Of the lines in the listing below, how many hold "type"? Answer with the number only.

(Figure data in JSON)

※ ※ ※

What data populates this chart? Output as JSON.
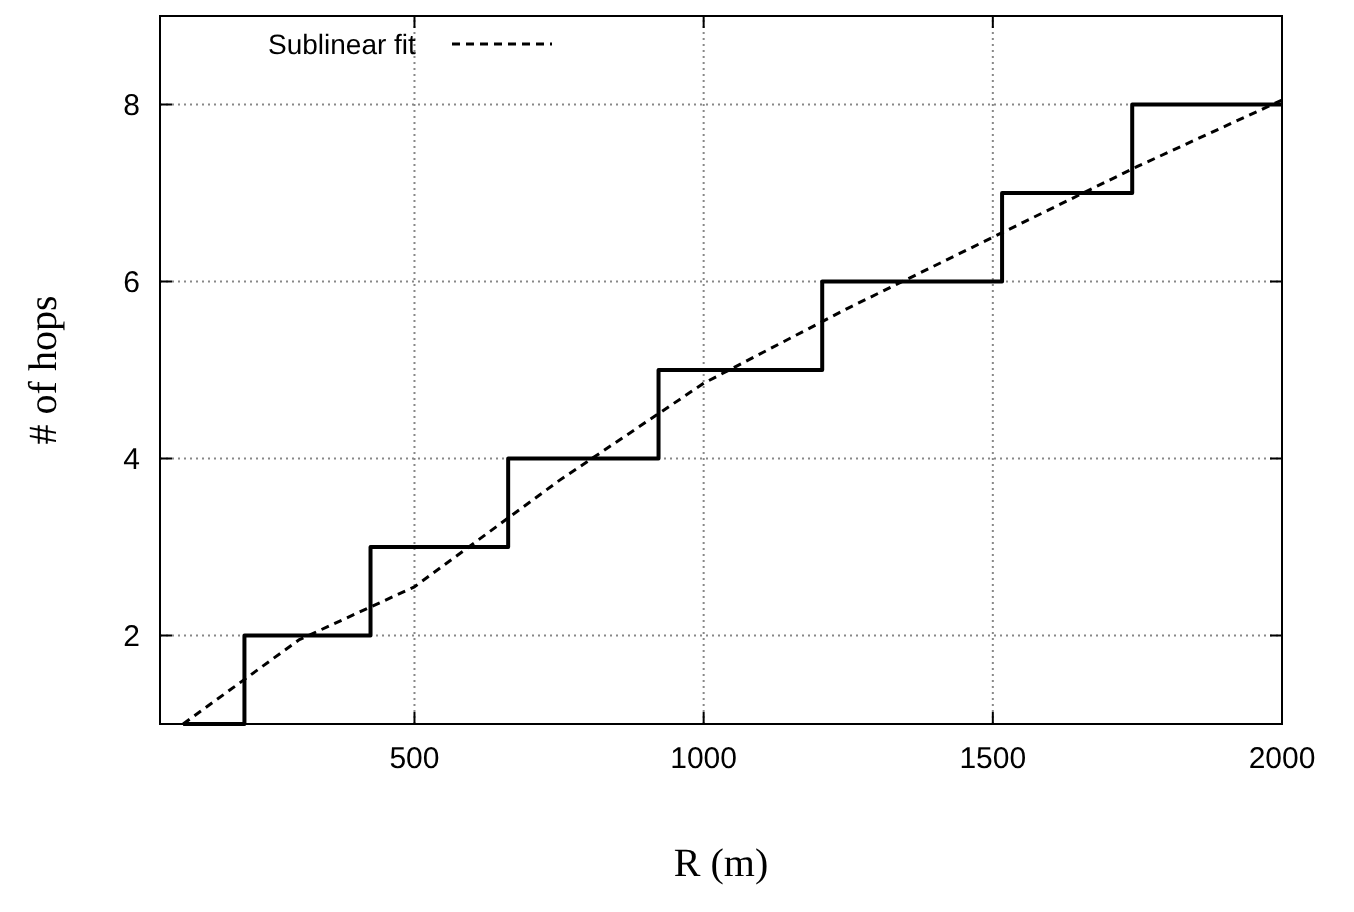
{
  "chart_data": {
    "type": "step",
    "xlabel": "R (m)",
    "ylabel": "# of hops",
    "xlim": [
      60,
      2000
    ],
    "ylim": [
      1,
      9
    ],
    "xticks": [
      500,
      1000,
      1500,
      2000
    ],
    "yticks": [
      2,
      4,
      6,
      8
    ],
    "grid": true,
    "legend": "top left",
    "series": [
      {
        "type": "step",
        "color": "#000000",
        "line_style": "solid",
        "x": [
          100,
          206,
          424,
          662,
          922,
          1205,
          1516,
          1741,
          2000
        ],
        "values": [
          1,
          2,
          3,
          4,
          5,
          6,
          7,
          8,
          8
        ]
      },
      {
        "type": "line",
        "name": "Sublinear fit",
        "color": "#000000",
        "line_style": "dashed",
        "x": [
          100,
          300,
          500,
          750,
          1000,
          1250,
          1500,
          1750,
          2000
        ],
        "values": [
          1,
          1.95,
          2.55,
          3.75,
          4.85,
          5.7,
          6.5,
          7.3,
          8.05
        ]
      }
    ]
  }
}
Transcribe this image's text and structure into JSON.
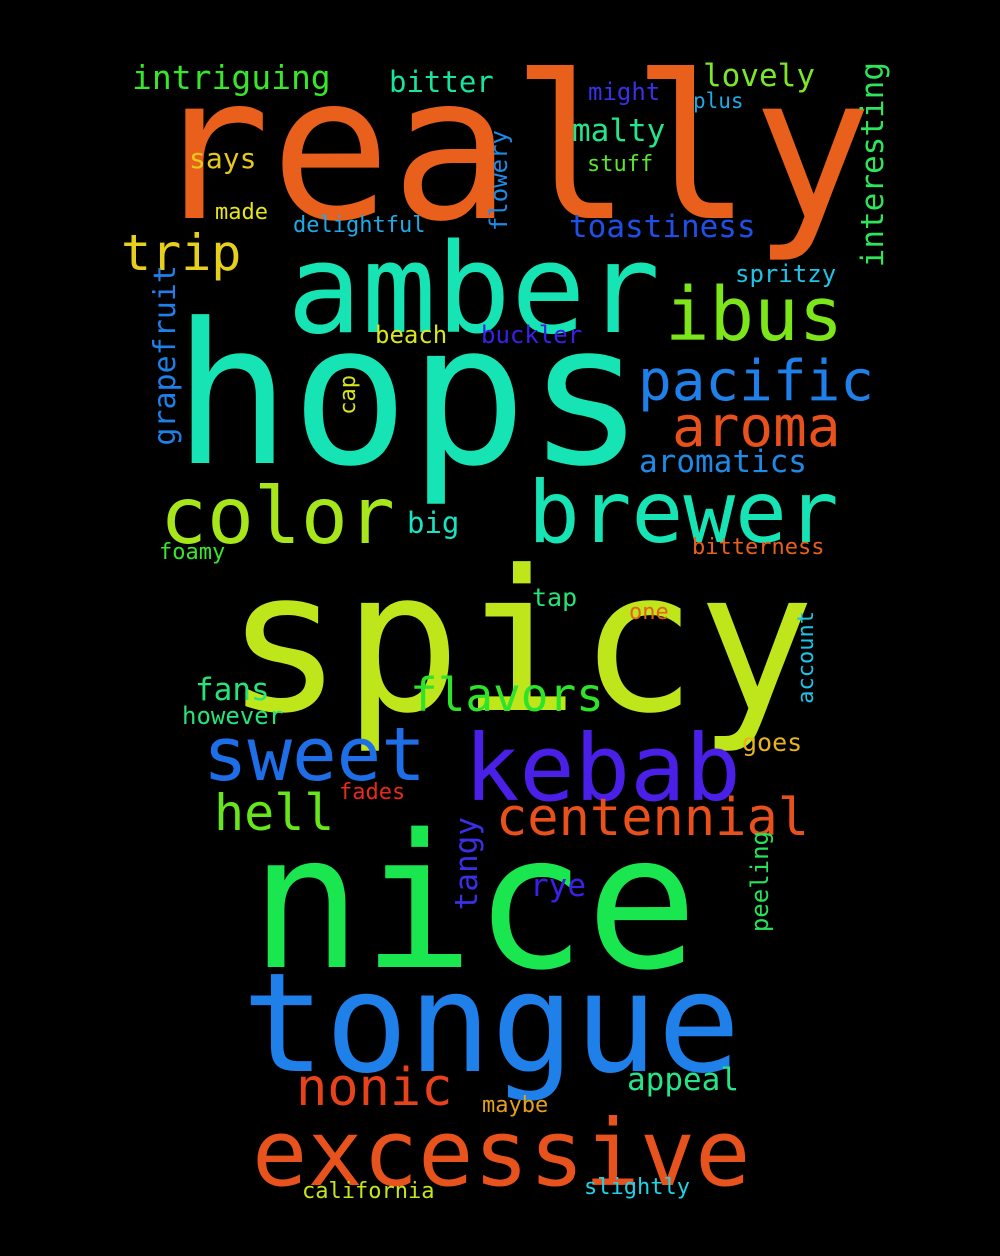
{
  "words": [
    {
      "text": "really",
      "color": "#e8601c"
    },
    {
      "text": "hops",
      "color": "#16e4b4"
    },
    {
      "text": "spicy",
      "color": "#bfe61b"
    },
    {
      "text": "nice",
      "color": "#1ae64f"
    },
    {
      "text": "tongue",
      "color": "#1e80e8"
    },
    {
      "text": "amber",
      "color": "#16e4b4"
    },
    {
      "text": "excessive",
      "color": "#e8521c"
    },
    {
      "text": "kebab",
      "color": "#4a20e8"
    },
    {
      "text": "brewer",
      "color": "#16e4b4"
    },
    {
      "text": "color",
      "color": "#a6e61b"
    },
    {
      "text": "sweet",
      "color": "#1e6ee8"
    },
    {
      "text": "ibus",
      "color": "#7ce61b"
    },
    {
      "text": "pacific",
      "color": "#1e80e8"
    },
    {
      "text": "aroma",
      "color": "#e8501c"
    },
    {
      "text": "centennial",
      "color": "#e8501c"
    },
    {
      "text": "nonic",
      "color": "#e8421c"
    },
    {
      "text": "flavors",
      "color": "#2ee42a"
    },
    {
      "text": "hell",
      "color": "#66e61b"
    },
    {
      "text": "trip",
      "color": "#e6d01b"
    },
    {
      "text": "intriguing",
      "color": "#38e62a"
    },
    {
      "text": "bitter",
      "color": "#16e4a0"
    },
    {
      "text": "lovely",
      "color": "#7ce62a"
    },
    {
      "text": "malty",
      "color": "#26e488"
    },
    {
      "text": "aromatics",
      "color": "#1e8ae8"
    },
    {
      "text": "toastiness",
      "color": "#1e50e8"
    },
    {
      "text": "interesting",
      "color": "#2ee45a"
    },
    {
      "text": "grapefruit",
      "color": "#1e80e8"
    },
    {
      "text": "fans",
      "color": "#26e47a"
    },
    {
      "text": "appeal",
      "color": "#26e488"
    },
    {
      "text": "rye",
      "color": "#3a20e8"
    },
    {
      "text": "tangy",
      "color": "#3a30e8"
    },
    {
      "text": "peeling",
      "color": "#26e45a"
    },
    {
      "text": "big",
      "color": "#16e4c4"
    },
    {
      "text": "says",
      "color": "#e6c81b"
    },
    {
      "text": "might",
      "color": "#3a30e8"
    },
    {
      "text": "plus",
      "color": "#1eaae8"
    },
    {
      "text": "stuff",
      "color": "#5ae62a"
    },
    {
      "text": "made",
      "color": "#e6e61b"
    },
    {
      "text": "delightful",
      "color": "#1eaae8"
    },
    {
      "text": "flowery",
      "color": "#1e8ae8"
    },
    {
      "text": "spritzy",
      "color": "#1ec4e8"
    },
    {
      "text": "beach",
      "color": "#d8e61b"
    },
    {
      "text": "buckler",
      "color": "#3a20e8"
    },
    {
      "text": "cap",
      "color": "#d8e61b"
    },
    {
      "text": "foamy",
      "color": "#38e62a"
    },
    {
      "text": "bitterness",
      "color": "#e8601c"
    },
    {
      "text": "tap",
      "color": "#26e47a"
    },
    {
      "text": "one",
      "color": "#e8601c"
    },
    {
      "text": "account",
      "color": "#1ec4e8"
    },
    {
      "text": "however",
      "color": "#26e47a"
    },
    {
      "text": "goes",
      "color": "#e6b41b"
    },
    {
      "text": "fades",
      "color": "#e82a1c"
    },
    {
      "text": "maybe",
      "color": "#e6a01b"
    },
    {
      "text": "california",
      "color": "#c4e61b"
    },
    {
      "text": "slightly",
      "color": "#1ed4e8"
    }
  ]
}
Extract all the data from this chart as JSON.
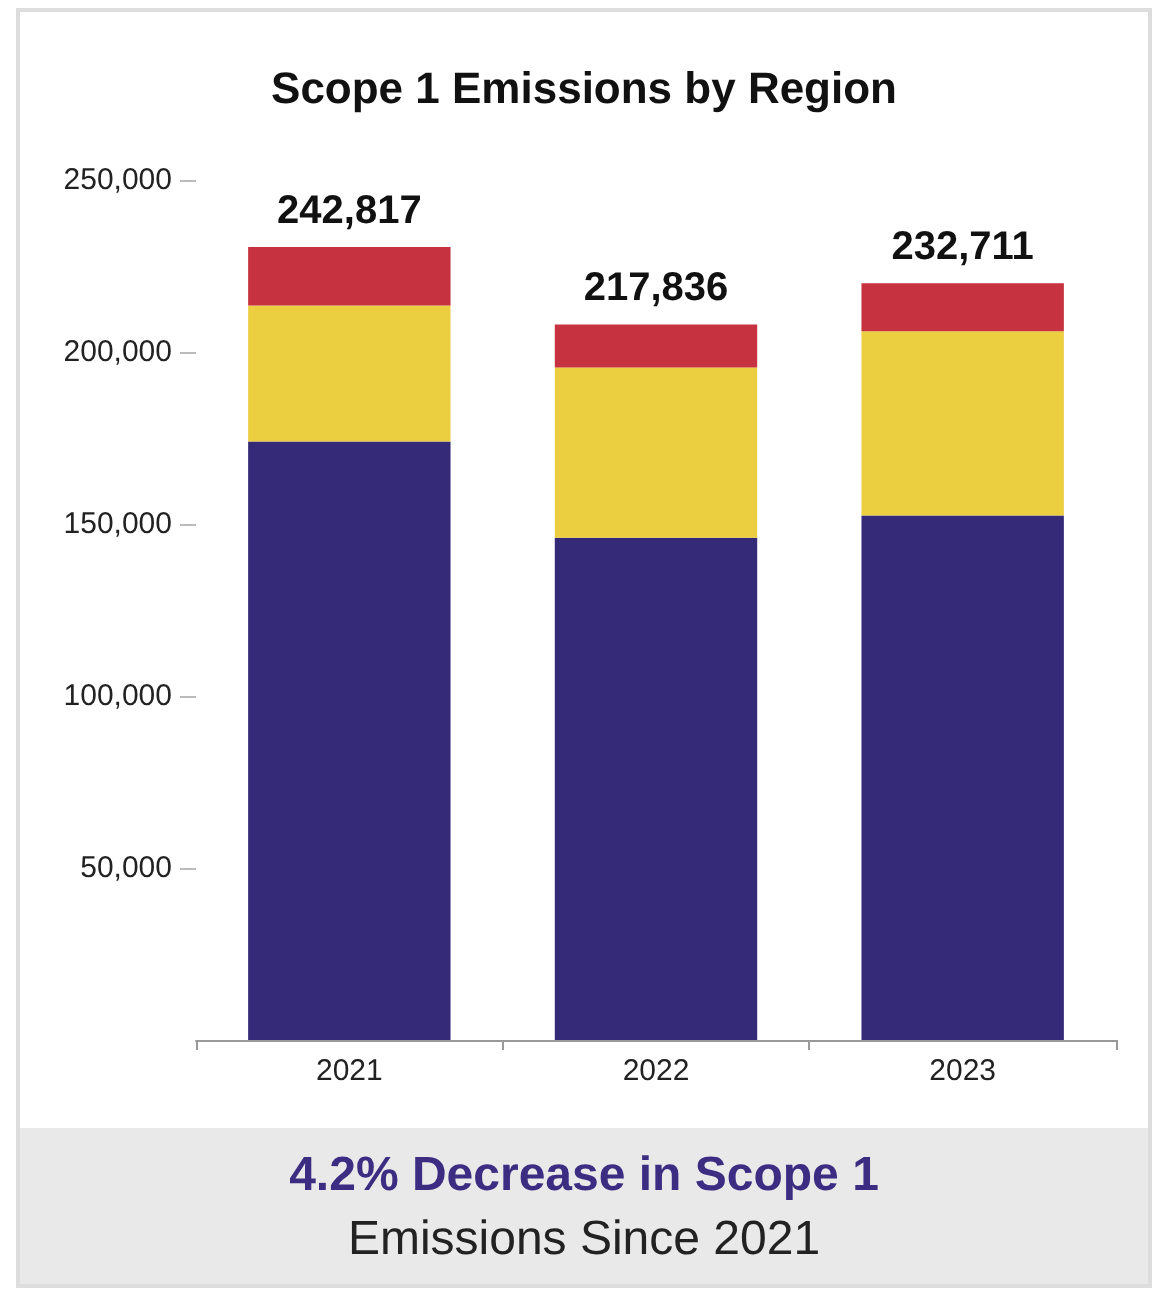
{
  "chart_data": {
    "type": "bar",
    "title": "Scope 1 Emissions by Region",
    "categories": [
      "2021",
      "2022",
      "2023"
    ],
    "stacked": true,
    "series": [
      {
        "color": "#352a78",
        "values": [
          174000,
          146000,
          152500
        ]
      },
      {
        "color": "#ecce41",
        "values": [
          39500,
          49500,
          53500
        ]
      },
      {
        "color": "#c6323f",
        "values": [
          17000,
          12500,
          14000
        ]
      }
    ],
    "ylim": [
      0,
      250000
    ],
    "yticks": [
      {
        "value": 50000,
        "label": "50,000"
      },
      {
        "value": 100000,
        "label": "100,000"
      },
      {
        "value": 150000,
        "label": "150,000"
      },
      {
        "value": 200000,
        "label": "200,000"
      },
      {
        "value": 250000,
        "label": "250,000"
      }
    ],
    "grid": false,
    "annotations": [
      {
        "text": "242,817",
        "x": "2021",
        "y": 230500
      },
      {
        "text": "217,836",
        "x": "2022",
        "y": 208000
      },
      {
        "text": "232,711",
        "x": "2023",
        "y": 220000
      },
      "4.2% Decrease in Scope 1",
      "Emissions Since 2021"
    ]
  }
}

※ ※ ※

## FULL ANSWER
4